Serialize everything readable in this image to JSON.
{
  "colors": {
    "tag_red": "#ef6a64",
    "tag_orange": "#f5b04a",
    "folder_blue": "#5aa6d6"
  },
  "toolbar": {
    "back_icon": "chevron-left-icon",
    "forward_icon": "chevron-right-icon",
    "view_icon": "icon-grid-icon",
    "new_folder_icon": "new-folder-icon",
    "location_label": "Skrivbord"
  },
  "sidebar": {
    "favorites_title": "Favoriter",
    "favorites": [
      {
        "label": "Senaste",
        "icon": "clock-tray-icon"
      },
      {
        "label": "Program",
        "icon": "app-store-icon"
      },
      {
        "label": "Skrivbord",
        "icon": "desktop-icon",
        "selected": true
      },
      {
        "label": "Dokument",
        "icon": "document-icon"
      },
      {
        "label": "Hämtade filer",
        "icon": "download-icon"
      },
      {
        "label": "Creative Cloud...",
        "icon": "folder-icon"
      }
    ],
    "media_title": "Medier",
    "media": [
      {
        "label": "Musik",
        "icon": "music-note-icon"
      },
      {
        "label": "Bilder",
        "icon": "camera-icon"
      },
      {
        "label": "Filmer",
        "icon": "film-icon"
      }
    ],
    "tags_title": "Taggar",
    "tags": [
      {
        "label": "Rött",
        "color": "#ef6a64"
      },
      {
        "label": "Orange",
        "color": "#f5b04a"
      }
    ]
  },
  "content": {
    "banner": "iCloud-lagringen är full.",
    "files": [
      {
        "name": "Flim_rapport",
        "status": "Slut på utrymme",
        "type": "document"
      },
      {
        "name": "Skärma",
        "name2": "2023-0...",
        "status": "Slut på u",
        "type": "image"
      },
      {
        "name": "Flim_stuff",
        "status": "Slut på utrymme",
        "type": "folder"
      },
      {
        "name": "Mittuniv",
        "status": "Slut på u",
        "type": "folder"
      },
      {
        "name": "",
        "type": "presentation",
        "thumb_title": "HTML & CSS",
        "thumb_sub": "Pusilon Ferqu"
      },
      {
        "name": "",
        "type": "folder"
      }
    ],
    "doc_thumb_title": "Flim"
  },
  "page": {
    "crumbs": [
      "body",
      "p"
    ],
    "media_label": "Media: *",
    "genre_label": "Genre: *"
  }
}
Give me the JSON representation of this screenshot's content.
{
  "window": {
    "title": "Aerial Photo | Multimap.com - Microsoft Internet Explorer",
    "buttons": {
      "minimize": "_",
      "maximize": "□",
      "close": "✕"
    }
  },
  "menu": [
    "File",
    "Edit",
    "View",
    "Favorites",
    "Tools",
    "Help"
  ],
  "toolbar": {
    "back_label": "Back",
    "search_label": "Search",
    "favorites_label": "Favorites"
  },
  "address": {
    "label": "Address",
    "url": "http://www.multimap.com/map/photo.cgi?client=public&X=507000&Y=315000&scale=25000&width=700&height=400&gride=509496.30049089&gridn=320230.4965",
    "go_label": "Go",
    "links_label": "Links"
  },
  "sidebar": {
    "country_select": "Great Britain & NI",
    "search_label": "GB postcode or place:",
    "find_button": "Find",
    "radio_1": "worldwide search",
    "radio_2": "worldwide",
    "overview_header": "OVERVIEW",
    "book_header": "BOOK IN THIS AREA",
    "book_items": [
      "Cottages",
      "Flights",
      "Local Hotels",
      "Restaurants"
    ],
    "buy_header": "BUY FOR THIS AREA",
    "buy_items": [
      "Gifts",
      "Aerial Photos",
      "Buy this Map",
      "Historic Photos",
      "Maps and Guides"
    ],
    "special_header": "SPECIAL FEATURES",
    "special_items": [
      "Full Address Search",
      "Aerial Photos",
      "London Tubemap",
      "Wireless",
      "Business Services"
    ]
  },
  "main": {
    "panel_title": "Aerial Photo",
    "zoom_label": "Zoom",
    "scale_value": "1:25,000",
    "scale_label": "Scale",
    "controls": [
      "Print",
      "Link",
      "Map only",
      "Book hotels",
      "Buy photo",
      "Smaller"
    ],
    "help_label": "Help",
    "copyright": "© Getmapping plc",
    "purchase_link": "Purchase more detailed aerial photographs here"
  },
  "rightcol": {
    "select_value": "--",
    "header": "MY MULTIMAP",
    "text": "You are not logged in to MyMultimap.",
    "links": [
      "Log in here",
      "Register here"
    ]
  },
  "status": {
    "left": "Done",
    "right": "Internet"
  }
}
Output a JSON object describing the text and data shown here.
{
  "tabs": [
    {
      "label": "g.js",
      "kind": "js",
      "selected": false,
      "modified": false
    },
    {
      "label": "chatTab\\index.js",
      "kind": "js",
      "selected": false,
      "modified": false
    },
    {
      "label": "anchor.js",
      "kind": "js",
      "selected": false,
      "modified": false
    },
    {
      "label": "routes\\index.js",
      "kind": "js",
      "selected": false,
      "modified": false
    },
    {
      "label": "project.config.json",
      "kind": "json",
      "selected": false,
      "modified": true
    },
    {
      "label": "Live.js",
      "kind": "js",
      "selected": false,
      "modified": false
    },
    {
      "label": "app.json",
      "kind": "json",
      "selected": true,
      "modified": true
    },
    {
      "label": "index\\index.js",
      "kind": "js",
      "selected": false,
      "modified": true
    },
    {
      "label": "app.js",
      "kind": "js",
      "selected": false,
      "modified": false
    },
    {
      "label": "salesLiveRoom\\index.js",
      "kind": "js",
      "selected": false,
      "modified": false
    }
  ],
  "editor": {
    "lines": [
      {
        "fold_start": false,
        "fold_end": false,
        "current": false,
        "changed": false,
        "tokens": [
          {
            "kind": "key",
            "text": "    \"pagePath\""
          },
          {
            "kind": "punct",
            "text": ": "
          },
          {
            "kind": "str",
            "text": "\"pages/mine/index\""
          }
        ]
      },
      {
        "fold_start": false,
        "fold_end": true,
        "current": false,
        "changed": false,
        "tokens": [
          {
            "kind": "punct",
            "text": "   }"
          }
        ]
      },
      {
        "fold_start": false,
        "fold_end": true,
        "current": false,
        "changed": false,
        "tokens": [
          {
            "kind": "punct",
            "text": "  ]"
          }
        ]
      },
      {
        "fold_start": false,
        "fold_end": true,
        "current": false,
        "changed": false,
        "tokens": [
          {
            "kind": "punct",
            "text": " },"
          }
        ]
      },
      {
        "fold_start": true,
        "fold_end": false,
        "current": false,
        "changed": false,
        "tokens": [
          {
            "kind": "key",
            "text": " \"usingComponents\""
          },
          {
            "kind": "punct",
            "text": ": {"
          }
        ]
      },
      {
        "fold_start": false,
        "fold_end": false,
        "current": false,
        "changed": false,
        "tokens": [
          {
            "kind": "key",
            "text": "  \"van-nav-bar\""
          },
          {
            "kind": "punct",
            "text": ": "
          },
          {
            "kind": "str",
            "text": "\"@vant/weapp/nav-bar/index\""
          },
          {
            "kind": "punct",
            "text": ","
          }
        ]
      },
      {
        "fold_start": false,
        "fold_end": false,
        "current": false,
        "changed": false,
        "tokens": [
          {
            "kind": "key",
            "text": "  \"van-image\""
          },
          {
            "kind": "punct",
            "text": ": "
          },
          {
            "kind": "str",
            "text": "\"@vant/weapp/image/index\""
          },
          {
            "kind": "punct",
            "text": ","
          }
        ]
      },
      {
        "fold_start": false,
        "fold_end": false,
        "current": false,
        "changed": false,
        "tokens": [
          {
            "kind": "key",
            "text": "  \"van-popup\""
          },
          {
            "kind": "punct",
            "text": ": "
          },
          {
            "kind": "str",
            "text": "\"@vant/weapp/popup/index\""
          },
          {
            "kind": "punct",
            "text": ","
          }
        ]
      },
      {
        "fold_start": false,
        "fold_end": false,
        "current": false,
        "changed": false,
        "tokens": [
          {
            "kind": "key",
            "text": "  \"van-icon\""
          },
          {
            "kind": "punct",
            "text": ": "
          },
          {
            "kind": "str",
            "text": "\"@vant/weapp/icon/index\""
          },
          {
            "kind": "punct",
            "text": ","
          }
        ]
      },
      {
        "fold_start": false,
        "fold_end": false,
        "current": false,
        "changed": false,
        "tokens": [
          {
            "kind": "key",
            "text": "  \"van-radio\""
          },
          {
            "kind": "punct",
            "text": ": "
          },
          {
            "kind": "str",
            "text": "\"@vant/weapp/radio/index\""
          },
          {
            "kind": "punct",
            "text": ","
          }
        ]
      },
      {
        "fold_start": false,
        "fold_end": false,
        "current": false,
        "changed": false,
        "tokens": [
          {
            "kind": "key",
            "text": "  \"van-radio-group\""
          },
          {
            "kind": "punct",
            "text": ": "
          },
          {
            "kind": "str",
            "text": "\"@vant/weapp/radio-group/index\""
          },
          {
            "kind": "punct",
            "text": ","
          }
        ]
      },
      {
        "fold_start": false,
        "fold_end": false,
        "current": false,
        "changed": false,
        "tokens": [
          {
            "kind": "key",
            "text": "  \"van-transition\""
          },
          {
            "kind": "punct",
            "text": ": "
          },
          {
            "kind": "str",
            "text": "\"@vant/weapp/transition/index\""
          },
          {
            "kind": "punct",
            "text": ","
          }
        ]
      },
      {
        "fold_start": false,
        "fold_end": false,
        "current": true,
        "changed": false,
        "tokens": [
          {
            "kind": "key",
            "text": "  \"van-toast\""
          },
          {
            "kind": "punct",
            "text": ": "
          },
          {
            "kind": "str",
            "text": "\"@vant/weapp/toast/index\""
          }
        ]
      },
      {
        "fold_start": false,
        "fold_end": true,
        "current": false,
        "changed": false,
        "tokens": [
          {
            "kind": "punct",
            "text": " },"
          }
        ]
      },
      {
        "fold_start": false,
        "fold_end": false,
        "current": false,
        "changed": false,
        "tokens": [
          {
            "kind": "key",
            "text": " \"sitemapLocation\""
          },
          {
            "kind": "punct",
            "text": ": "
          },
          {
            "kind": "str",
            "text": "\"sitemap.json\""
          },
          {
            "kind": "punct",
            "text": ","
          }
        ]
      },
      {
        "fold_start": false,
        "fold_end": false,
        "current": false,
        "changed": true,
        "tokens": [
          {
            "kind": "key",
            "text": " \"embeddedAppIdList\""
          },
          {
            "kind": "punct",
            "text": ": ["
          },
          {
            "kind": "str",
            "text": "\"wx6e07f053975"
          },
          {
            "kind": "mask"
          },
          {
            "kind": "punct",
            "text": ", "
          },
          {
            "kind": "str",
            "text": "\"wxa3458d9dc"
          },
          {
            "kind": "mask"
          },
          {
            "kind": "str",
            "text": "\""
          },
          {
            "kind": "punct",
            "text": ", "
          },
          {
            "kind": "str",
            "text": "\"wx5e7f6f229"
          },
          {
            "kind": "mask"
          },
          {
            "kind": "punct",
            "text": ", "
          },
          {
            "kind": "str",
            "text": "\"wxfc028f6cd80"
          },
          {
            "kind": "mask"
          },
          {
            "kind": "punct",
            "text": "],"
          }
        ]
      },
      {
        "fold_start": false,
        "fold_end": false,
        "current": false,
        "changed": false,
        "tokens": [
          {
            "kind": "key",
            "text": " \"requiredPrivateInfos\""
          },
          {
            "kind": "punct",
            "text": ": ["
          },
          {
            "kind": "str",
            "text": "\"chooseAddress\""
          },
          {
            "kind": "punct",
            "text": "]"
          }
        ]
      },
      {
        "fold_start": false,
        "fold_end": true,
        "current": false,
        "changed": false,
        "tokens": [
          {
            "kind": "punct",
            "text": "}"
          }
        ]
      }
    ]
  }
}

# # # #

> _Your instructions_
Each line that contains the string "content" counts once; report how many such lines the entries have, giving only the number.

> _Output of the task_
2